# DIRECTION
Repeat the records exactly. Every line must match.

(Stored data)
————
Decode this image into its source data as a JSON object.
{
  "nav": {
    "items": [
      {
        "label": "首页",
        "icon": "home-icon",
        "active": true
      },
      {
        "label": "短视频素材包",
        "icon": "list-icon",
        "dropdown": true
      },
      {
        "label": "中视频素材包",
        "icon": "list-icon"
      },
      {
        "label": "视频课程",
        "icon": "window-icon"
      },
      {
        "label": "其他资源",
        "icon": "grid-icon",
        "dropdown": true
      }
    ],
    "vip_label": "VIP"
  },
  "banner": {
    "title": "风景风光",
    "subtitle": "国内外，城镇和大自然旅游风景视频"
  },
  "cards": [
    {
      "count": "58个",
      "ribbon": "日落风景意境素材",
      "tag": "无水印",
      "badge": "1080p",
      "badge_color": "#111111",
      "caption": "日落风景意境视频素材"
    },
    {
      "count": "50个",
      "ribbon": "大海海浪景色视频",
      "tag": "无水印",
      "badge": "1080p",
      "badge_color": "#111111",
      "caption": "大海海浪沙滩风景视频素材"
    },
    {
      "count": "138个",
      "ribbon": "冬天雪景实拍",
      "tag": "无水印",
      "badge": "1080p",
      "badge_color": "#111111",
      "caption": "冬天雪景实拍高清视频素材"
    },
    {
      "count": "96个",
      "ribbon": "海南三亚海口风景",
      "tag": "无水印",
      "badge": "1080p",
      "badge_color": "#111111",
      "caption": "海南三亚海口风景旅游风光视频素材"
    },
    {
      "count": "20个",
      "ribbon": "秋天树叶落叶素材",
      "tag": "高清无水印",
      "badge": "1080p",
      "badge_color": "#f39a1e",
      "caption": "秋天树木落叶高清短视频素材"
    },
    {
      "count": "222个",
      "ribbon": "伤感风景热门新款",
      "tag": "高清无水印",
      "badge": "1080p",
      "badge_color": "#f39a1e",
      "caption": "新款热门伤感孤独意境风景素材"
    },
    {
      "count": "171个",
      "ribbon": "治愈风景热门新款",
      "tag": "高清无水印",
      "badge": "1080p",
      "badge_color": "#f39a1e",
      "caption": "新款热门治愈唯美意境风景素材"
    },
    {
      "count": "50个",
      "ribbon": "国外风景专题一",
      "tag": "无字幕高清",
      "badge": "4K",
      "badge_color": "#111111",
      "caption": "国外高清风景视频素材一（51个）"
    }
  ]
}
————
# THE OUTPUT
Decode this image into its source data as a JSON object.
{
  "nav": {
    "items": [
      {
        "label": "首页",
        "icon": "home-icon",
        "active": true
      },
      {
        "label": "短视频素材包",
        "icon": "list-icon",
        "dropdown": true
      },
      {
        "label": "中视频素材包",
        "icon": "list-icon"
      },
      {
        "label": "视频课程",
        "icon": "window-icon"
      },
      {
        "label": "其他资源",
        "icon": "grid-icon",
        "dropdown": true
      }
    ],
    "vip_label": "VIP"
  },
  "banner": {
    "title": "风景风光",
    "subtitle": "国内外，城镇和大自然旅游风景视频"
  },
  "cards": [
    {
      "count": "58个",
      "ribbon": "日落风景意境素材",
      "tag": "无水印",
      "badge": "1080p",
      "badge_color": "#111111",
      "caption": "日落风景意境视频素材"
    },
    {
      "count": "50个",
      "ribbon": "大海海浪景色视频",
      "tag": "无水印",
      "badge": "1080p",
      "badge_color": "#111111",
      "caption": "大海海浪沙滩风景视频素材"
    },
    {
      "count": "138个",
      "ribbon": "冬天雪景实拍",
      "tag": "无水印",
      "badge": "1080p",
      "badge_color": "#111111",
      "caption": "冬天雪景实拍高清视频素材"
    },
    {
      "count": "96个",
      "ribbon": "海南三亚海口风景",
      "tag": "无水印",
      "badge": "1080p",
      "badge_color": "#111111",
      "caption": "海南三亚海口风景旅游风光视频素材"
    },
    {
      "count": "20个",
      "ribbon": "秋天树叶落叶素材",
      "tag": "高清无水印",
      "badge": "1080p",
      "badge_color": "#f39a1e",
      "caption": "秋天树木落叶高清短视频素材"
    },
    {
      "count": "222个",
      "ribbon": "伤感风景热门新款",
      "tag": "高清无水印",
      "badge": "1080p",
      "badge_color": "#f39a1e",
      "caption": "新款热门伤感孤独意境风景素材"
    },
    {
      "count": "171个",
      "ribbon": "治愈风景热门新款",
      "tag": "高清无水印",
      "badge": "1080p",
      "badge_color": "#f39a1e",
      "caption": "新款热门治愈唯美意境风景素材"
    },
    {
      "count": "50个",
      "ribbon": "国外风景专题一",
      "tag": "无字幕高清",
      "badge": "4K",
      "badge_color": "#111111",
      "caption": "国外高清风景视频素材一（51个）"
    }
  ]
}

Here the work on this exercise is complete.